▶ _Description of the task_:
In full and without deviation, write out the entries that follow.

▶ _Supplied data_:
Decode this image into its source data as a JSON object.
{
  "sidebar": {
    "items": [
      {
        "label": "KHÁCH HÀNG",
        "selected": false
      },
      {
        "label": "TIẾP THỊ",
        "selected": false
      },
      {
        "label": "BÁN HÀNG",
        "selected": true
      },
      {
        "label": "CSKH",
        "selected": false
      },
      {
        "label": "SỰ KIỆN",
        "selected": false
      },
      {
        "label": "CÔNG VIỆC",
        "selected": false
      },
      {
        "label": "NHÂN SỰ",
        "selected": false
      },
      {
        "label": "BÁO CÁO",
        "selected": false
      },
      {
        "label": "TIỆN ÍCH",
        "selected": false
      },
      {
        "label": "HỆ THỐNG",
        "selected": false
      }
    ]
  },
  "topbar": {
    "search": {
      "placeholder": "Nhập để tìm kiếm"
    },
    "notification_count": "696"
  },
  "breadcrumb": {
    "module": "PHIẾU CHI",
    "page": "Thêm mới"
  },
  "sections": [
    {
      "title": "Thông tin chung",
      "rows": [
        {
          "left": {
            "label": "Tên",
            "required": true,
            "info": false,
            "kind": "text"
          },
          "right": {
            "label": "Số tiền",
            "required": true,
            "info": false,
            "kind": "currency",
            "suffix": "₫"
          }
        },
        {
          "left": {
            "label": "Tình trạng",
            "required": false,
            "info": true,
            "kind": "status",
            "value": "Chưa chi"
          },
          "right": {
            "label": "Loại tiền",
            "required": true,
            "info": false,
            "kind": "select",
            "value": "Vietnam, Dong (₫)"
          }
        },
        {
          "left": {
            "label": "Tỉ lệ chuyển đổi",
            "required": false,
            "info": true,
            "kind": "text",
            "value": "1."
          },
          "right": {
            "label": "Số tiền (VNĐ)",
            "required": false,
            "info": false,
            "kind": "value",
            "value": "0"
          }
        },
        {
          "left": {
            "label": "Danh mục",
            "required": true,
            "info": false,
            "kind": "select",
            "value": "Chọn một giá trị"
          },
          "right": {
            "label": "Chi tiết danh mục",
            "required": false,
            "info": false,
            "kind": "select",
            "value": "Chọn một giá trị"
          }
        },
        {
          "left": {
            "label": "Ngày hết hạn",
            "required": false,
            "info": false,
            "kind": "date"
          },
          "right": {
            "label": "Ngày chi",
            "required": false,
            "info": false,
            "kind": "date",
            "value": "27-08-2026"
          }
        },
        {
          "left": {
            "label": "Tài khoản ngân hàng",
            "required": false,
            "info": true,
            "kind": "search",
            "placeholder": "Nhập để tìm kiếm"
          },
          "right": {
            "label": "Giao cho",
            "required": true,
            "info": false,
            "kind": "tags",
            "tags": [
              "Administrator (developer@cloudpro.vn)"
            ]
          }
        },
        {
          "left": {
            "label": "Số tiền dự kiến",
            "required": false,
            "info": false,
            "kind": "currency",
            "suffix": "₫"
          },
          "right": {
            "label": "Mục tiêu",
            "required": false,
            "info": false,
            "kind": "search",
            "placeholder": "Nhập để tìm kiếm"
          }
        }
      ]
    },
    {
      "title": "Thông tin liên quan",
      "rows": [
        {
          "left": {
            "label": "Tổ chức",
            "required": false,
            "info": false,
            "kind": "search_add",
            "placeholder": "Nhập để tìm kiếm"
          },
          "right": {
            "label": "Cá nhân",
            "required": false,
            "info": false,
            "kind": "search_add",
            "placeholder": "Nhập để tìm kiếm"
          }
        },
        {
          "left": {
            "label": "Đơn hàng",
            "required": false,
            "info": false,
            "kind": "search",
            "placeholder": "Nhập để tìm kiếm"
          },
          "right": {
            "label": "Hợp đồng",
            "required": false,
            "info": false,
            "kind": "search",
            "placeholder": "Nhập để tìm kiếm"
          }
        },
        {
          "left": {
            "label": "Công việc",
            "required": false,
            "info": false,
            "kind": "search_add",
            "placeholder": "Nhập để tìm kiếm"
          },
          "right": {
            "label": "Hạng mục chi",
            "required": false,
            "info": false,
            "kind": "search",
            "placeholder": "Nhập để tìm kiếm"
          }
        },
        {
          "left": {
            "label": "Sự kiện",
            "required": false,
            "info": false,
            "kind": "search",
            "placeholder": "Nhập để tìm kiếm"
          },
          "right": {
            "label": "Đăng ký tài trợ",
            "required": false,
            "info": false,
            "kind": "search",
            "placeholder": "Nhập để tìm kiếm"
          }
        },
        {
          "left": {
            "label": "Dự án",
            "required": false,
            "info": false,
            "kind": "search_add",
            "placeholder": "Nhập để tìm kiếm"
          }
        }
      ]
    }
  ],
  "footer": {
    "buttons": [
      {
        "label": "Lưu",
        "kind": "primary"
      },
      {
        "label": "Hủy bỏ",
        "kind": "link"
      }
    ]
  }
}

▶ _Correct response_:
Decode this image into its source data as a JSON object.
{
  "sidebar": {
    "items": [
      {
        "label": "KHÁCH HÀNG",
        "selected": false
      },
      {
        "label": "TIẾP THỊ",
        "selected": false
      },
      {
        "label": "BÁN HÀNG",
        "selected": true
      },
      {
        "label": "CSKH",
        "selected": false
      },
      {
        "label": "SỰ KIỆN",
        "selected": false
      },
      {
        "label": "CÔNG VIỆC",
        "selected": false
      },
      {
        "label": "NHÂN SỰ",
        "selected": false
      },
      {
        "label": "BÁO CÁO",
        "selected": false
      },
      {
        "label": "TIỆN ÍCH",
        "selected": false
      },
      {
        "label": "HỆ THỐNG",
        "selected": false
      }
    ]
  },
  "topbar": {
    "search": {
      "placeholder": "Nhập để tìm kiếm"
    },
    "notification_count": "696"
  },
  "breadcrumb": {
    "module": "PHIẾU CHI",
    "page": "Thêm mới"
  },
  "sections": [
    {
      "title": "Thông tin chung",
      "rows": [
        {
          "left": {
            "label": "Tên",
            "required": true,
            "info": false,
            "kind": "text"
          },
          "right": {
            "label": "Số tiền",
            "required": true,
            "info": false,
            "kind": "currency",
            "suffix": "₫"
          }
        },
        {
          "left": {
            "label": "Tình trạng",
            "required": false,
            "info": true,
            "kind": "status",
            "value": "Chưa chi"
          },
          "right": {
            "label": "Loại tiền",
            "required": true,
            "info": false,
            "kind": "select",
            "value": "Vietnam, Dong (₫)"
          }
        },
        {
          "left": {
            "label": "Tỉ lệ chuyển đổi",
            "required": false,
            "info": true,
            "kind": "text",
            "value": "1."
          },
          "right": {
            "label": "Số tiền (VNĐ)",
            "required": false,
            "info": false,
            "kind": "value",
            "value": "0"
          }
        },
        {
          "left": {
            "label": "Danh mục",
            "required": true,
            "info": false,
            "kind": "select",
            "value": "Chọn một giá trị"
          },
          "right": {
            "label": "Chi tiết danh mục",
            "required": false,
            "info": false,
            "kind": "select",
            "value": "Chọn một giá trị"
          }
        },
        {
          "left": {
            "label": "Ngày hết hạn",
            "required": false,
            "info": false,
            "kind": "date"
          },
          "right": {
            "label": "Ngày chi",
            "required": false,
            "info": false,
            "kind": "date",
            "value": "27-08-2026"
          }
        },
        {
          "left": {
            "label": "Tài khoản ngân hàng",
            "required": false,
            "info": true,
            "kind": "search",
            "placeholder": "Nhập để tìm kiếm"
          },
          "right": {
            "label": "Giao cho",
            "required": true,
            "info": false,
            "kind": "tags",
            "tags": [
              "Administrator (developer@cloudpro.vn)"
            ]
          }
        },
        {
          "left": {
            "label": "Số tiền dự kiến",
            "required": false,
            "info": false,
            "kind": "currency",
            "suffix": "₫"
          },
          "right": {
            "label": "Mục tiêu",
            "required": false,
            "info": false,
            "kind": "search",
            "placeholder": "Nhập để tìm kiếm"
          }
        }
      ]
    },
    {
      "title": "Thông tin liên quan",
      "rows": [
        {
          "left": {
            "label": "Tổ chức",
            "required": false,
            "info": false,
            "kind": "search_add",
            "placeholder": "Nhập để tìm kiếm"
          },
          "right": {
            "label": "Cá nhân",
            "required": false,
            "info": false,
            "kind": "search_add",
            "placeholder": "Nhập để tìm kiếm"
          }
        },
        {
          "left": {
            "label": "Đơn hàng",
            "required": false,
            "info": false,
            "kind": "search",
            "placeholder": "Nhập để tìm kiếm"
          },
          "right": {
            "label": "Hợp đồng",
            "required": false,
            "info": false,
            "kind": "search",
            "placeholder": "Nhập để tìm kiếm"
          }
        },
        {
          "left": {
            "label": "Công việc",
            "required": false,
            "info": false,
            "kind": "search_add",
            "placeholder": "Nhập để tìm kiếm"
          },
          "right": {
            "label": "Hạng mục chi",
            "required": false,
            "info": false,
            "kind": "search",
            "placeholder": "Nhập để tìm kiếm"
          }
        },
        {
          "left": {
            "label": "Sự kiện",
            "required": false,
            "info": false,
            "kind": "search",
            "placeholder": "Nhập để tìm kiếm"
          },
          "right": {
            "label": "Đăng ký tài trợ",
            "required": false,
            "info": false,
            "kind": "search",
            "placeholder": "Nhập để tìm kiếm"
          }
        },
        {
          "left": {
            "label": "Dự án",
            "required": false,
            "info": false,
            "kind": "search_add",
            "placeholder": "Nhập để tìm kiếm"
          }
        }
      ]
    }
  ],
  "footer": {
    "buttons": [
      {
        "label": "Lưu",
        "kind": "primary"
      },
      {
        "label": "Hủy bỏ",
        "kind": "link"
      }
    ]
  }
}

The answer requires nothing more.